**Aim**
Look through the listing and locate every line containing the word "icon"; copy those lines.

**Material to process**

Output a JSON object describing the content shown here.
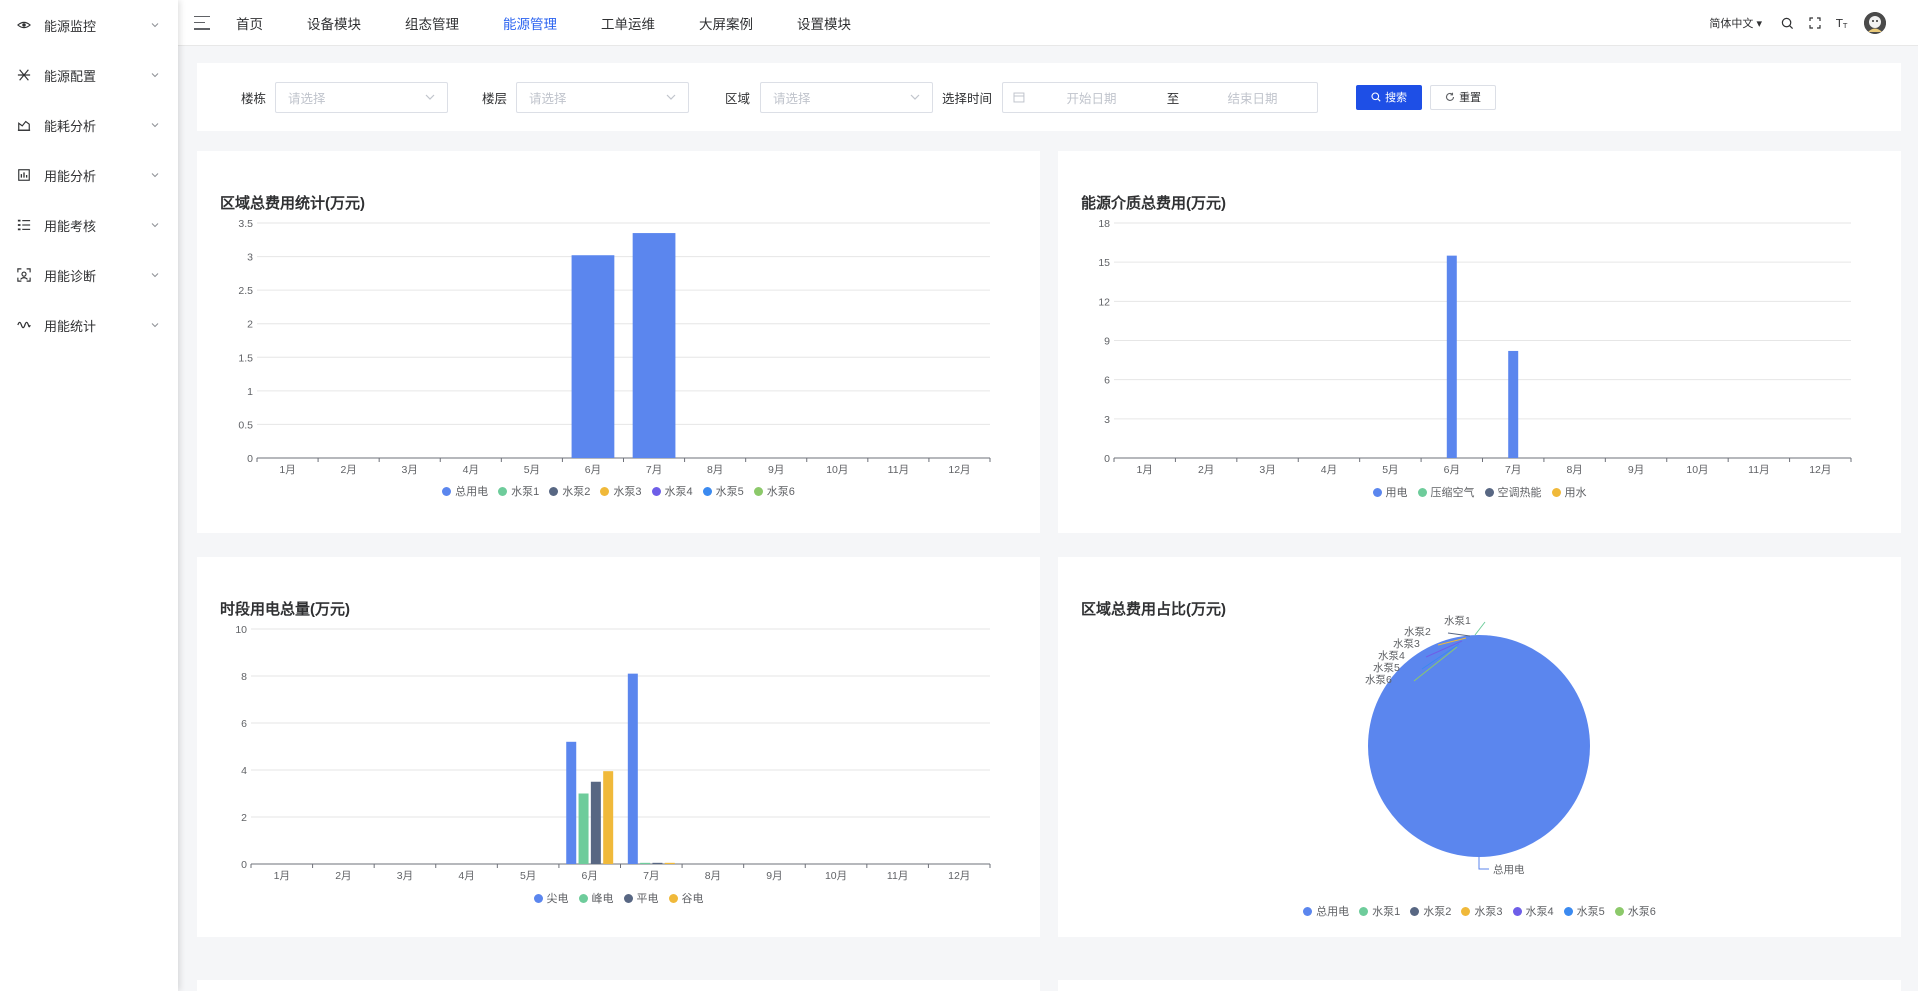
{
  "sidebar": {
    "items": [
      {
        "label": "能源监控",
        "icon": "eye-icon"
      },
      {
        "label": "能源配置",
        "icon": "config-icon"
      },
      {
        "label": "能耗分析",
        "icon": "area-chart-icon"
      },
      {
        "label": "用能分析",
        "icon": "analysis-icon"
      },
      {
        "label": "用能考核",
        "icon": "list-check-icon"
      },
      {
        "label": "用能诊断",
        "icon": "diagnosis-icon"
      },
      {
        "label": "用能统计",
        "icon": "wave-icon"
      }
    ]
  },
  "header": {
    "nav": [
      {
        "label": "首页"
      },
      {
        "label": "设备模块"
      },
      {
        "label": "组态管理"
      },
      {
        "label": "能源管理",
        "active": true
      },
      {
        "label": "工单运维"
      },
      {
        "label": "大屏案例"
      },
      {
        "label": "设置模块"
      }
    ],
    "language": "简体中文"
  },
  "filters": {
    "building_label": "楼栋",
    "building_placeholder": "请选择",
    "floor_label": "楼层",
    "floor_placeholder": "请选择",
    "area_label": "区域",
    "area_placeholder": "请选择",
    "time_label": "选择时间",
    "start_placeholder": "开始日期",
    "range_separator": "至",
    "end_placeholder": "结束日期",
    "search_button": "搜索",
    "reset_button": "重置"
  },
  "colors": {
    "accent": "#2b63f0",
    "primary_button": "#1e4fe6",
    "series": [
      "#5b86ee",
      "#6ecc9b",
      "#586783",
      "#f0b93a",
      "#6e5ee8",
      "#3b8af0",
      "#8cc96a"
    ]
  },
  "cards": {
    "area_cost": {
      "title": "区域总费用统计(万元)"
    },
    "medium_cost": {
      "title": "能源介质总费用(万元)"
    },
    "period_power": {
      "title": "时段用电总量(万元)"
    },
    "area_ratio": {
      "title": "区域总费用占比(万元)"
    }
  },
  "chart_data": [
    {
      "type": "bar",
      "title": "区域总费用统计(万元)",
      "categories": [
        "1月",
        "2月",
        "3月",
        "4月",
        "5月",
        "6月",
        "7月",
        "8月",
        "9月",
        "10月",
        "11月",
        "12月"
      ],
      "yticks": [
        "0",
        "0.5",
        "1",
        "1.5",
        "2",
        "2.5",
        "3",
        "3.5"
      ],
      "ylim": [
        0,
        3.5
      ],
      "grid": true,
      "legend_position": "bottom",
      "series": [
        {
          "name": "总用电",
          "values": [
            0,
            0,
            0,
            0,
            0,
            3.02,
            3.35,
            0,
            0,
            0,
            0,
            0
          ]
        },
        {
          "name": "水泵1",
          "values": [
            0,
            0,
            0,
            0,
            0,
            0,
            0,
            0,
            0,
            0,
            0,
            0
          ]
        },
        {
          "name": "水泵2",
          "values": [
            0,
            0,
            0,
            0,
            0,
            0,
            0,
            0,
            0,
            0,
            0,
            0
          ]
        },
        {
          "name": "水泵3",
          "values": [
            0,
            0,
            0,
            0,
            0,
            0,
            0,
            0,
            0,
            0,
            0,
            0
          ]
        },
        {
          "name": "水泵4",
          "values": [
            0,
            0,
            0,
            0,
            0,
            0,
            0,
            0,
            0,
            0,
            0,
            0
          ]
        },
        {
          "name": "水泵5",
          "values": [
            0,
            0,
            0,
            0,
            0,
            0,
            0,
            0,
            0,
            0,
            0,
            0
          ]
        },
        {
          "name": "水泵6",
          "values": [
            0,
            0,
            0,
            0,
            0,
            0,
            0,
            0,
            0,
            0,
            0,
            0
          ]
        }
      ]
    },
    {
      "type": "bar",
      "title": "能源介质总费用(万元)",
      "categories": [
        "1月",
        "2月",
        "3月",
        "4月",
        "5月",
        "6月",
        "7月",
        "8月",
        "9月",
        "10月",
        "11月",
        "12月"
      ],
      "yticks": [
        "0",
        "3",
        "6",
        "9",
        "12",
        "15",
        "18"
      ],
      "ylim": [
        0,
        18
      ],
      "grid": true,
      "legend_position": "bottom",
      "series": [
        {
          "name": "用电",
          "values": [
            0,
            0,
            0,
            0,
            0,
            15.5,
            8.2,
            0,
            0,
            0,
            0,
            0
          ]
        },
        {
          "name": "压缩空气",
          "values": [
            0,
            0,
            0,
            0,
            0,
            0,
            0,
            0,
            0,
            0,
            0,
            0
          ]
        },
        {
          "name": "空调热能",
          "values": [
            0,
            0,
            0,
            0,
            0,
            0,
            0,
            0,
            0,
            0,
            0,
            0
          ]
        },
        {
          "name": "用水",
          "values": [
            0,
            0,
            0,
            0,
            0,
            0,
            0,
            0,
            0,
            0,
            0,
            0
          ]
        }
      ]
    },
    {
      "type": "bar",
      "title": "时段用电总量(万元)",
      "categories": [
        "1月",
        "2月",
        "3月",
        "4月",
        "5月",
        "6月",
        "7月",
        "8月",
        "9月",
        "10月",
        "11月",
        "12月"
      ],
      "yticks": [
        "0",
        "2",
        "4",
        "6",
        "8",
        "10"
      ],
      "ylim": [
        0,
        10
      ],
      "grid": true,
      "legend_position": "bottom",
      "series": [
        {
          "name": "尖电",
          "values": [
            0,
            0,
            0,
            0,
            0,
            5.2,
            8.1,
            0,
            0,
            0,
            0,
            0
          ]
        },
        {
          "name": "峰电",
          "values": [
            0,
            0,
            0,
            0,
            0,
            3.0,
            0.05,
            0,
            0,
            0,
            0,
            0
          ]
        },
        {
          "name": "平电",
          "values": [
            0,
            0,
            0,
            0,
            0,
            3.5,
            0.05,
            0,
            0,
            0,
            0,
            0
          ]
        },
        {
          "name": "谷电",
          "values": [
            0,
            0,
            0,
            0,
            0,
            3.95,
            0.05,
            0,
            0,
            0,
            0,
            0
          ]
        }
      ]
    },
    {
      "type": "pie",
      "title": "区域总费用占比(万元)",
      "legend_position": "bottom",
      "series": [
        {
          "name": "总用电",
          "value": 6.37
        },
        {
          "name": "水泵1",
          "value": 0
        },
        {
          "name": "水泵2",
          "value": 0
        },
        {
          "name": "水泵3",
          "value": 0
        },
        {
          "name": "水泵4",
          "value": 0
        },
        {
          "name": "水泵5",
          "value": 0
        },
        {
          "name": "水泵6",
          "value": 0
        }
      ]
    }
  ]
}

**Solution**
        "icon": "eye-icon"
        "icon": "config-icon"
        "icon": "area-chart-icon"
        "icon": "analysis-icon"
        "icon": "list-check-icon"
        "icon": "diagnosis-icon"
        "icon": "wave-icon"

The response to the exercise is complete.